++++ Text

Gulivers Travels
Essay by 24 • June 11, 2011 • 296 Words (2 Pages) • 1,187 Views
Gulliver's Travels, by Jonathan Swift, tells the story of Lemuel Gulliver, a ship's surgeon who has a number of rather extraordinary adventures. In Book I, Gulliver's ship is blown off course and he is shipwrecked. He wakes up flat on his back on the shore, and discovers that he cannot move; he has been bound to the earth by thousands of tiny crisscrossing threads. He soon discovers that his captors are tiny men of about six inches high; they are natives of the land of Lilliput.
In chapter four of Book I Gulliver begins to learn about the current Emperor's grandfather who initiated a new religion which demanded that believers break their eggs on the smaller end. Many Lilliputians refused to do so, as since time immemorial their belief had been to break their eggs on the larger end, and they insisted on their right to do so. This caused them to emigrate to Blefuscu, and now that country, reinforced by its new angry citizens, is planning an invasion against Lilliput.

++++++++
++++ Data to examine

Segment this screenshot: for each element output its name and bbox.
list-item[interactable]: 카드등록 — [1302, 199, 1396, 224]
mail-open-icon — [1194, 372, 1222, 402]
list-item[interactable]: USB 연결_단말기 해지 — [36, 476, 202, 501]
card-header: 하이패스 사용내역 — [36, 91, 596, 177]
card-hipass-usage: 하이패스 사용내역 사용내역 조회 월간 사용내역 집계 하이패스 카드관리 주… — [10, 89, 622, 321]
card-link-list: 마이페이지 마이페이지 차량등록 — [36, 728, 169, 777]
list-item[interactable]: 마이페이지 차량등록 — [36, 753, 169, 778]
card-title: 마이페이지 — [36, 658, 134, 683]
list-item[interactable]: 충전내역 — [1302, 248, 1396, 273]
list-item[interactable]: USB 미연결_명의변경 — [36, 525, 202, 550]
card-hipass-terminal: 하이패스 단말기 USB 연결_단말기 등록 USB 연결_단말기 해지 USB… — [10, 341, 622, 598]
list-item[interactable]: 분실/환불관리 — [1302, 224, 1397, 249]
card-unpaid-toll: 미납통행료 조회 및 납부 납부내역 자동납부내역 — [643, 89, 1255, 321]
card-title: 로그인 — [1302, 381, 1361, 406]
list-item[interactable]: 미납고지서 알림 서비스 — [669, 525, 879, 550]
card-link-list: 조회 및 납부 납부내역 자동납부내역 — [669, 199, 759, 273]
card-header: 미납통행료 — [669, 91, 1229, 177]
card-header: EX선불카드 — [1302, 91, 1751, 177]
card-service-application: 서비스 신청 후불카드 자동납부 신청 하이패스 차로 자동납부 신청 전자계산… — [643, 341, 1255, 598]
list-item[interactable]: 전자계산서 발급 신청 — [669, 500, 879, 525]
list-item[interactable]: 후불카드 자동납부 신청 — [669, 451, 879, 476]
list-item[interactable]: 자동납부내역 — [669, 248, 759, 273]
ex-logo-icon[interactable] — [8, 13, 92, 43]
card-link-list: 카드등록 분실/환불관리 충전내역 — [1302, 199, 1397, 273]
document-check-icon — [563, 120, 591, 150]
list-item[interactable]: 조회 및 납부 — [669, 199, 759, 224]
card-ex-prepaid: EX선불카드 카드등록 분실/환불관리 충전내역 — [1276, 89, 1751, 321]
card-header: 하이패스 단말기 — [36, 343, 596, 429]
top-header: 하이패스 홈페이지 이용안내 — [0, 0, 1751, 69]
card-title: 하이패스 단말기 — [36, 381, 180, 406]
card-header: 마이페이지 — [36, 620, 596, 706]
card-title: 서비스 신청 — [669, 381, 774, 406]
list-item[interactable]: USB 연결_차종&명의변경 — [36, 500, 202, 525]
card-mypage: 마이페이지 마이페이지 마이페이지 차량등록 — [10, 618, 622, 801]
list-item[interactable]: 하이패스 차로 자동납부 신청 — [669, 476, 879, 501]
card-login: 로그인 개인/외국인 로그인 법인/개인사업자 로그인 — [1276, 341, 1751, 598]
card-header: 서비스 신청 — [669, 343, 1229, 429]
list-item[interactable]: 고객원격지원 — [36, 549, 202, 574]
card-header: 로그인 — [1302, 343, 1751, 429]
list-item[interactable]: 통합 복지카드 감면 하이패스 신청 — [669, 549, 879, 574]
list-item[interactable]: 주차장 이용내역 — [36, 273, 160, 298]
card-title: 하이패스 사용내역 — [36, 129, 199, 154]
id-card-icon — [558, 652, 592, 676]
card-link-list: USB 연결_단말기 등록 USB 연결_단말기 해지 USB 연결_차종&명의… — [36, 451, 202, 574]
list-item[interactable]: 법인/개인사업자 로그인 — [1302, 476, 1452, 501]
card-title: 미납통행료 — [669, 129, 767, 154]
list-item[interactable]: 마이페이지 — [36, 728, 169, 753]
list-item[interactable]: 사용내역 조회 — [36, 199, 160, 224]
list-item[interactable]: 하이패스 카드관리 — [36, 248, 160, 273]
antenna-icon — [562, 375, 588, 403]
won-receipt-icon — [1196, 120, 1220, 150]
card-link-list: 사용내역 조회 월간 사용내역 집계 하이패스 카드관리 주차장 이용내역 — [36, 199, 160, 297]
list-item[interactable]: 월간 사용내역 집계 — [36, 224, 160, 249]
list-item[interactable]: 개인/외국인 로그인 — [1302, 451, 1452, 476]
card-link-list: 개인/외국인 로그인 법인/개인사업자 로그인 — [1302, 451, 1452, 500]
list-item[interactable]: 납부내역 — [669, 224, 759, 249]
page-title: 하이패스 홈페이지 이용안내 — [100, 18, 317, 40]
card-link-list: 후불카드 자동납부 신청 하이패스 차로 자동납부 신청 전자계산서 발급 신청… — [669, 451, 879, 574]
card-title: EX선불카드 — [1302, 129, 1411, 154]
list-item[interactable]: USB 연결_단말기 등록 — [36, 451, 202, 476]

++++++++

Actions to take:
(1) In the essay on Gulliver's Travels, write out the passage starting at "Gulivers Travels" and ending at "land of Lilliput.".
(2) Answer these questions from the essay on Gulliver's Travels:
(a) What is Gulliver's occupation?
(b) How tall are the men who capture Gulliver?
(c) On which end of their eggs did the new religion require believers to break them?

Expected outputs:
(1)
Gulivers Travels
Essay by 24 • June 11, 2011 • 296 Words (2 Pages) • 1,187 Views
Gulliver's Travels, by Jonathan Swift, tells the story of Lemuel Gulliver, a ship's surgeon who has a number of rather extraordinary adventures. In Book I, Gulliver's ship is blown off course and he is shipwrecked. He wakes up flat on his back on the shore, and discovers that he cannot move; he has been bound to the earth by thousands of tiny crisscrossing threads. He soon discovers that his captors are tiny men of about six inches high; they are natives of the land of Lilliput.

(2)
(a) He is a ship's surgeon.
(b) They are about six inches high.
(c) The smaller end.